Exercise brief ▸ Print the material line for line, from its very first line through the line that contains "- data-point: [160, 441, 180, 461]".

:: Listing

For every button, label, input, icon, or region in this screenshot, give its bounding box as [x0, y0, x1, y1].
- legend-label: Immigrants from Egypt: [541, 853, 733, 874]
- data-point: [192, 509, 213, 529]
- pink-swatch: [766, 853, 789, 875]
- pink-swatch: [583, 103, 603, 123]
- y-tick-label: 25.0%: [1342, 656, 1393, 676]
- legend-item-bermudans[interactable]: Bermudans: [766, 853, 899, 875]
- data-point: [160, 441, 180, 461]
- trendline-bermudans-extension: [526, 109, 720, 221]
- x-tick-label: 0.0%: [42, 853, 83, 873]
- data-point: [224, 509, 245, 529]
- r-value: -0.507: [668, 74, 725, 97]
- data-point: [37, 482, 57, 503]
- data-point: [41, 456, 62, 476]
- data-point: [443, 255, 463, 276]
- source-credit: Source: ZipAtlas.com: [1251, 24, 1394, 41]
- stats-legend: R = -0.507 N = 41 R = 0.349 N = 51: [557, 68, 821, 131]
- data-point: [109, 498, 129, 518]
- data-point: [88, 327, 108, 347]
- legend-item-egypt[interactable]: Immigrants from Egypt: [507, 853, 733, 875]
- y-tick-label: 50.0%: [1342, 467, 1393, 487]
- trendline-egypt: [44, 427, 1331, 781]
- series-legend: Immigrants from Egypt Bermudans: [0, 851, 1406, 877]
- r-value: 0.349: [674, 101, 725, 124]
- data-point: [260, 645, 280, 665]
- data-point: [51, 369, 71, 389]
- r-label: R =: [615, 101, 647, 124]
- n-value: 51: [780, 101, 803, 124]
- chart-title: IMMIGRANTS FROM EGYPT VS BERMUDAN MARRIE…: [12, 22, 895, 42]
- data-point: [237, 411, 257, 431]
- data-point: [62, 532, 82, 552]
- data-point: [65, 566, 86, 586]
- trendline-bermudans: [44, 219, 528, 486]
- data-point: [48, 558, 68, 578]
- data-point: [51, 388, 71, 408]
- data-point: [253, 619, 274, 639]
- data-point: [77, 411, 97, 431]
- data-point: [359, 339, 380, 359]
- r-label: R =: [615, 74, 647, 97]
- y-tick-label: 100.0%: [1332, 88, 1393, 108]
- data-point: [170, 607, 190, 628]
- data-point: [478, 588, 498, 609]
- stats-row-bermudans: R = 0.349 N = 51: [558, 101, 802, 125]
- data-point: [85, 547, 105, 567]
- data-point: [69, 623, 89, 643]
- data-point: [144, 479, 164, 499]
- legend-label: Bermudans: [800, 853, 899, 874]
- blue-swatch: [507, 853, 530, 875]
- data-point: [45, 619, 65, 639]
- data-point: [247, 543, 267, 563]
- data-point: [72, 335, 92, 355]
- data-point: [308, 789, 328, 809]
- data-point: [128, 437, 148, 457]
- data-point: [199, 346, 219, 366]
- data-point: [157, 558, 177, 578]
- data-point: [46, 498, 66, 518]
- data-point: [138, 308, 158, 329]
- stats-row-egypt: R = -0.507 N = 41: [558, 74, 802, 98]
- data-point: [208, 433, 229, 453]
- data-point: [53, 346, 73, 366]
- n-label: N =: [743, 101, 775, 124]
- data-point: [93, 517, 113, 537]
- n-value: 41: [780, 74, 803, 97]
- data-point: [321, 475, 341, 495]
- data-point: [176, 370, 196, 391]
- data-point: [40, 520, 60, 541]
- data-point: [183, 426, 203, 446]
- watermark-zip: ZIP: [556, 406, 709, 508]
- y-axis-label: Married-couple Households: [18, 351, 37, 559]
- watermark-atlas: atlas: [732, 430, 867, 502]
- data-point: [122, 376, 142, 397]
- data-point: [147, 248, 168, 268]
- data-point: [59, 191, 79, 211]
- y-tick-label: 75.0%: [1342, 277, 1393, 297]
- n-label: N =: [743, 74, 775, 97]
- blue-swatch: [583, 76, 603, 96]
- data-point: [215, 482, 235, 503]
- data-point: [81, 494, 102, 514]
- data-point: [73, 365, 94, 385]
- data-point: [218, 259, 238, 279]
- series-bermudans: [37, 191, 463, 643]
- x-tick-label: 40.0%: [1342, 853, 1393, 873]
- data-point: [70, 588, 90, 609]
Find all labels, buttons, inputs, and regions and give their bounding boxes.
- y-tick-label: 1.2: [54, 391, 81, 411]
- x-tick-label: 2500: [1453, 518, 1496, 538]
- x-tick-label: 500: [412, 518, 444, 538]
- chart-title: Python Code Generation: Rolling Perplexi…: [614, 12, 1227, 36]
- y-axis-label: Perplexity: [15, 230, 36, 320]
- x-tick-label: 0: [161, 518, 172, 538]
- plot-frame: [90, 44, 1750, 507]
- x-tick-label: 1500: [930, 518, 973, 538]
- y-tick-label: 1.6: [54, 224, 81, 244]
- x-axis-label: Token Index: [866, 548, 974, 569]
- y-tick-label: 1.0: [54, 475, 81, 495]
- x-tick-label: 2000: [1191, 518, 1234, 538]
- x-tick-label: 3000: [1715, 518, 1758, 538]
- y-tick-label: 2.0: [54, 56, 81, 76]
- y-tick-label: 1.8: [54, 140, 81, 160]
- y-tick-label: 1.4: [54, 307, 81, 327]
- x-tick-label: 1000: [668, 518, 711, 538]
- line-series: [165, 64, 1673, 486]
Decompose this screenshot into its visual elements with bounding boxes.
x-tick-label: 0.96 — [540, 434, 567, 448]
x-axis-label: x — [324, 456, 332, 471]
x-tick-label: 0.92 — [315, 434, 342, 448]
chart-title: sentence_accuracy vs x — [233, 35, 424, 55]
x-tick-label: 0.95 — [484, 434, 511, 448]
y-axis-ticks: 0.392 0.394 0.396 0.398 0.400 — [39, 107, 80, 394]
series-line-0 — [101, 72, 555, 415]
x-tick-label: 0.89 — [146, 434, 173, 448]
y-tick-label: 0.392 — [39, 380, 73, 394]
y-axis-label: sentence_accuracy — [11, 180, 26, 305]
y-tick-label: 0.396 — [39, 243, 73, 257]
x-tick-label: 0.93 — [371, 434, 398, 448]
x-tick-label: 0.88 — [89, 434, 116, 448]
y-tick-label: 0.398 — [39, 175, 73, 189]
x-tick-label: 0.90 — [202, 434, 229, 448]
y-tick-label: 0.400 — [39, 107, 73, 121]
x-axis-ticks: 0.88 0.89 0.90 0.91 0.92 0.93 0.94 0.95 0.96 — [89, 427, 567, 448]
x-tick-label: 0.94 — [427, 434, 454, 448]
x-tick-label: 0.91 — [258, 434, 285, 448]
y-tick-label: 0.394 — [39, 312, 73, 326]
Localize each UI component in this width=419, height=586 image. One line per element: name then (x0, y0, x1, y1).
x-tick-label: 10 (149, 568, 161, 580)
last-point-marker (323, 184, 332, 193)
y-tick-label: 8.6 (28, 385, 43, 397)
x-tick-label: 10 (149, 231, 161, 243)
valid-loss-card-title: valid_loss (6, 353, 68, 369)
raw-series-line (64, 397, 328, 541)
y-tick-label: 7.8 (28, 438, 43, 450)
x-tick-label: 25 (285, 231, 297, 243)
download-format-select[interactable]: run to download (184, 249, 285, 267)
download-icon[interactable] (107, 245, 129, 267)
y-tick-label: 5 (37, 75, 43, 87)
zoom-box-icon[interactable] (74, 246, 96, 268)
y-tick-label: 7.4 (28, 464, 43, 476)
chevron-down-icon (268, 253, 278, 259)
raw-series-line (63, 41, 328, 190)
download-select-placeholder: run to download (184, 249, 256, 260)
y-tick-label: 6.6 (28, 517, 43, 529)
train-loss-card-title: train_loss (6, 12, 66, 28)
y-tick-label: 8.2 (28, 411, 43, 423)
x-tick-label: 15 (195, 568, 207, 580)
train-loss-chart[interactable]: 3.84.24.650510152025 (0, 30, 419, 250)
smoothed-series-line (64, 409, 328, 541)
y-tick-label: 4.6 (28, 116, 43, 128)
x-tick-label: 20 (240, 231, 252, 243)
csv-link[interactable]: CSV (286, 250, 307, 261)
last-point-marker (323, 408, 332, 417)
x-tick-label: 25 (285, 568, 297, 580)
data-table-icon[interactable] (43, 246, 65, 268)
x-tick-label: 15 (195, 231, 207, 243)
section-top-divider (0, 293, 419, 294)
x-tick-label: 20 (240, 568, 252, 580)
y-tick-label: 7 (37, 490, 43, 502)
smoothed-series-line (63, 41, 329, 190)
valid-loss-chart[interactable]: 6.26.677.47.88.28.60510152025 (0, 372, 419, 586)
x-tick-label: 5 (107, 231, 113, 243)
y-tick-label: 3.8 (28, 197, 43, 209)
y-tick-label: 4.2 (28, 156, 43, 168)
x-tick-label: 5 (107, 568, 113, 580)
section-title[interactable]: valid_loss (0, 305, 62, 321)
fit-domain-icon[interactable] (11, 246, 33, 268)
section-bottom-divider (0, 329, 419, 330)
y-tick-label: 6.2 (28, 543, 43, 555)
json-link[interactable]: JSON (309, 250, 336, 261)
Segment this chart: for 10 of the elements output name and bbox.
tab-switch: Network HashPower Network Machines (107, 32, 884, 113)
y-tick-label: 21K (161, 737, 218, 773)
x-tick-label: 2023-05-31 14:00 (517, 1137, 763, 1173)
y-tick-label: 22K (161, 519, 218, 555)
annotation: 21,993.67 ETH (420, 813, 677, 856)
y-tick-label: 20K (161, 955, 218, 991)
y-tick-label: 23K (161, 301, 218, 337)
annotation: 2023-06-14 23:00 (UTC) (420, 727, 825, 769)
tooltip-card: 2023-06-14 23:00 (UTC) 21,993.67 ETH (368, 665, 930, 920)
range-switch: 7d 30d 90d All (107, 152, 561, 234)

::::

Full output ▸
For every button, label, input, icon, or region in this screenshot, give its bounding box as [x0, y0, x1, y1].
- legend-label: Immigrants from Egypt: [541, 853, 733, 874]
- data-point: [192, 509, 213, 529]
- pink-swatch: [766, 853, 789, 875]
- pink-swatch: [583, 103, 603, 123]
- y-tick-label: 25.0%: [1342, 656, 1393, 676]
- legend-item-bermudans[interactable]: Bermudans: [766, 853, 899, 875]
- data-point: [160, 441, 180, 461]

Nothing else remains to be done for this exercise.